* **What you have to do**:
Gather all lines in the records below that include the word "name".

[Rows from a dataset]

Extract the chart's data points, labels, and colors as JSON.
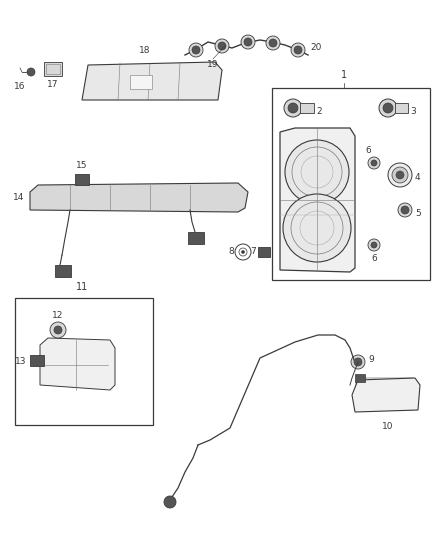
{
  "bg_color": "#ffffff",
  "fig_width": 4.38,
  "fig_height": 5.33,
  "dpi": 100,
  "gray": "#3a3a3a",
  "lgray": "#777777",
  "vlgray": "#aaaaaa",
  "fillgray": "#d8d8d8",
  "darkfill": "#555555"
}
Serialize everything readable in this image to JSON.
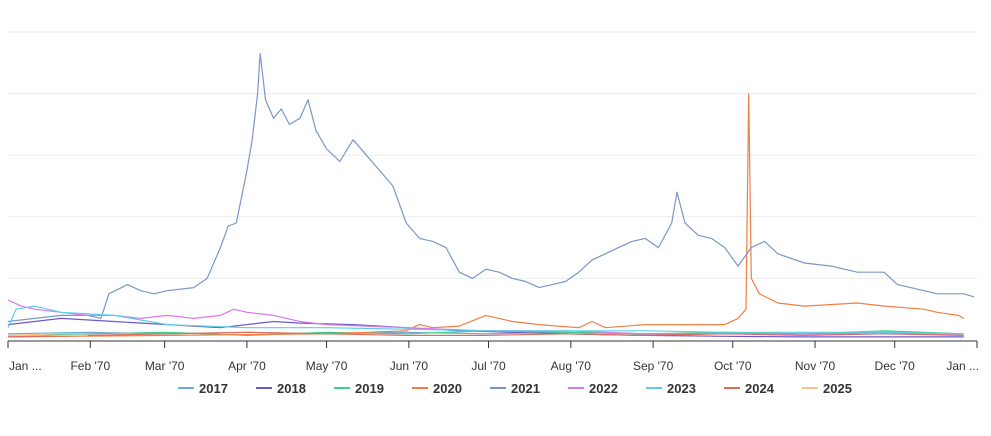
{
  "chart_data": {
    "type": "line",
    "title": "",
    "xlabel": "",
    "ylabel": "",
    "x_ticks": [
      "Jan ...",
      "Feb '70",
      "Mar '70",
      "Apr '70",
      "May '70",
      "Jun '70",
      "Jul '70",
      "Aug '70",
      "Sep '70",
      "Oct '70",
      "Nov '70",
      "Dec '70",
      "Jan ..."
    ],
    "x_tick_days": [
      0,
      31,
      59,
      90,
      120,
      151,
      181,
      212,
      243,
      273,
      304,
      334,
      365
    ],
    "xlim": [
      0,
      365
    ],
    "ylim": [
      0,
      100
    ],
    "grid_y": [
      0,
      20,
      40,
      60,
      80,
      100
    ],
    "legend_position": "bottom",
    "series": [
      {
        "name": "2017",
        "color": "#6fa8dc",
        "points": [
          [
            0,
            2
          ],
          [
            30,
            2.5
          ],
          [
            60,
            2
          ],
          [
            90,
            2.5
          ],
          [
            120,
            2
          ],
          [
            150,
            2.5
          ],
          [
            180,
            2
          ],
          [
            210,
            2.5
          ],
          [
            240,
            2
          ],
          [
            270,
            2
          ],
          [
            300,
            2
          ],
          [
            330,
            2.5
          ],
          [
            360,
            2
          ]
        ]
      },
      {
        "name": "2018",
        "color": "#6a5acd",
        "points": [
          [
            0,
            5
          ],
          [
            20,
            7
          ],
          [
            40,
            6
          ],
          [
            60,
            5
          ],
          [
            80,
            4
          ],
          [
            100,
            6
          ],
          [
            110,
            5.5
          ],
          [
            130,
            5
          ],
          [
            150,
            4
          ],
          [
            170,
            3
          ],
          [
            190,
            2.5
          ],
          [
            210,
            2
          ],
          [
            240,
            1.5
          ],
          [
            270,
            1.2
          ],
          [
            300,
            1
          ],
          [
            330,
            1
          ],
          [
            360,
            1
          ]
        ]
      },
      {
        "name": "2019",
        "color": "#3ecf8e",
        "points": [
          [
            0,
            1.5
          ],
          [
            30,
            2
          ],
          [
            60,
            2.5
          ],
          [
            90,
            1.5
          ],
          [
            120,
            2.5
          ],
          [
            150,
            2
          ],
          [
            180,
            3
          ],
          [
            210,
            2.5
          ],
          [
            240,
            2
          ],
          [
            270,
            2.5
          ],
          [
            300,
            2
          ],
          [
            330,
            3
          ],
          [
            360,
            2
          ]
        ]
      },
      {
        "name": "2020",
        "color": "#f07f46",
        "points": [
          [
            0,
            1
          ],
          [
            60,
            1.5
          ],
          [
            120,
            2
          ],
          [
            150,
            3
          ],
          [
            155,
            5
          ],
          [
            160,
            4
          ],
          [
            170,
            4.5
          ],
          [
            180,
            8
          ],
          [
            185,
            7
          ],
          [
            190,
            6
          ],
          [
            200,
            5
          ],
          [
            215,
            4
          ],
          [
            220,
            6
          ],
          [
            225,
            4
          ],
          [
            240,
            5
          ],
          [
            260,
            5
          ],
          [
            270,
            5
          ],
          [
            275,
            7
          ],
          [
            278,
            10
          ],
          [
            279,
            80
          ],
          [
            280,
            20
          ],
          [
            283,
            15
          ],
          [
            290,
            12
          ],
          [
            300,
            11
          ],
          [
            320,
            12
          ],
          [
            330,
            11
          ],
          [
            345,
            10
          ],
          [
            350,
            9
          ],
          [
            358,
            8
          ],
          [
            360,
            7
          ]
        ]
      },
      {
        "name": "2021",
        "color": "#7b97c6",
        "points": [
          [
            0,
            6
          ],
          [
            10,
            7
          ],
          [
            20,
            8
          ],
          [
            30,
            8
          ],
          [
            35,
            7
          ],
          [
            38,
            15
          ],
          [
            45,
            18
          ],
          [
            50,
            16
          ],
          [
            55,
            15
          ],
          [
            60,
            16
          ],
          [
            70,
            17
          ],
          [
            75,
            20
          ],
          [
            80,
            30
          ],
          [
            83,
            37
          ],
          [
            86,
            38
          ],
          [
            90,
            55
          ],
          [
            92,
            65
          ],
          [
            94,
            80
          ],
          [
            95,
            93
          ],
          [
            97,
            78
          ],
          [
            100,
            72
          ],
          [
            103,
            75
          ],
          [
            106,
            70
          ],
          [
            110,
            72
          ],
          [
            113,
            78
          ],
          [
            116,
            68
          ],
          [
            120,
            62
          ],
          [
            125,
            58
          ],
          [
            130,
            65
          ],
          [
            135,
            60
          ],
          [
            140,
            55
          ],
          [
            145,
            50
          ],
          [
            150,
            38
          ],
          [
            155,
            33
          ],
          [
            160,
            32
          ],
          [
            165,
            30
          ],
          [
            170,
            22
          ],
          [
            175,
            20
          ],
          [
            180,
            23
          ],
          [
            185,
            22
          ],
          [
            190,
            20
          ],
          [
            195,
            19
          ],
          [
            200,
            17
          ],
          [
            205,
            18
          ],
          [
            210,
            19
          ],
          [
            215,
            22
          ],
          [
            220,
            26
          ],
          [
            225,
            28
          ],
          [
            230,
            30
          ],
          [
            235,
            32
          ],
          [
            240,
            33
          ],
          [
            245,
            30
          ],
          [
            250,
            38
          ],
          [
            252,
            48
          ],
          [
            255,
            38
          ],
          [
            260,
            34
          ],
          [
            265,
            33
          ],
          [
            270,
            30
          ],
          [
            275,
            24
          ],
          [
            280,
            30
          ],
          [
            285,
            32
          ],
          [
            290,
            28
          ],
          [
            300,
            25
          ],
          [
            310,
            24
          ],
          [
            320,
            22
          ],
          [
            330,
            22
          ],
          [
            335,
            18
          ],
          [
            340,
            17
          ],
          [
            350,
            15
          ],
          [
            355,
            15
          ],
          [
            360,
            15
          ],
          [
            364,
            14
          ]
        ]
      },
      {
        "name": "2022",
        "color": "#d77be8",
        "points": [
          [
            0,
            13
          ],
          [
            5,
            11
          ],
          [
            10,
            10
          ],
          [
            20,
            9
          ],
          [
            30,
            8
          ],
          [
            40,
            8
          ],
          [
            50,
            7
          ],
          [
            60,
            8
          ],
          [
            70,
            7
          ],
          [
            80,
            8
          ],
          [
            85,
            10
          ],
          [
            90,
            9
          ],
          [
            100,
            8
          ],
          [
            110,
            6
          ],
          [
            120,
            5
          ],
          [
            150,
            4
          ],
          [
            180,
            3
          ],
          [
            210,
            3
          ],
          [
            240,
            2
          ],
          [
            270,
            2
          ],
          [
            300,
            2
          ],
          [
            330,
            2
          ],
          [
            360,
            2
          ]
        ]
      },
      {
        "name": "2023",
        "color": "#5ccfe6",
        "points": [
          [
            0,
            4
          ],
          [
            3,
            10
          ],
          [
            10,
            11
          ],
          [
            20,
            9
          ],
          [
            40,
            8
          ],
          [
            60,
            5
          ],
          [
            90,
            4
          ],
          [
            120,
            4
          ],
          [
            150,
            3.5
          ],
          [
            180,
            3
          ],
          [
            210,
            3
          ],
          [
            240,
            3
          ],
          [
            270,
            2.5
          ],
          [
            300,
            2.5
          ],
          [
            330,
            2.5
          ],
          [
            360,
            2
          ]
        ]
      },
      {
        "name": "2024",
        "color": "#e06a5b",
        "points": [
          [
            0,
            1
          ],
          [
            30,
            1.5
          ],
          [
            60,
            2
          ],
          [
            90,
            2.5
          ],
          [
            120,
            2
          ],
          [
            150,
            1.5
          ],
          [
            180,
            1.5
          ],
          [
            210,
            2
          ],
          [
            240,
            1.5
          ],
          [
            270,
            2
          ],
          [
            300,
            1.5
          ],
          [
            330,
            2
          ],
          [
            360,
            1.5
          ]
        ]
      },
      {
        "name": "2025",
        "color": "#f4c48a",
        "points": [
          [
            0,
            1.5
          ],
          [
            10,
            1.8
          ],
          [
            20,
            1.5
          ],
          [
            30,
            1.4
          ]
        ]
      }
    ]
  }
}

* **Answer for the task**:
        "name": "2017",
        "name": "2018",
        "name": "2019",
        "name": "2020",
        "name": "2021",
        "name": "2022",
        "name": "2023",
        "name": "2024",
        "name": "2025",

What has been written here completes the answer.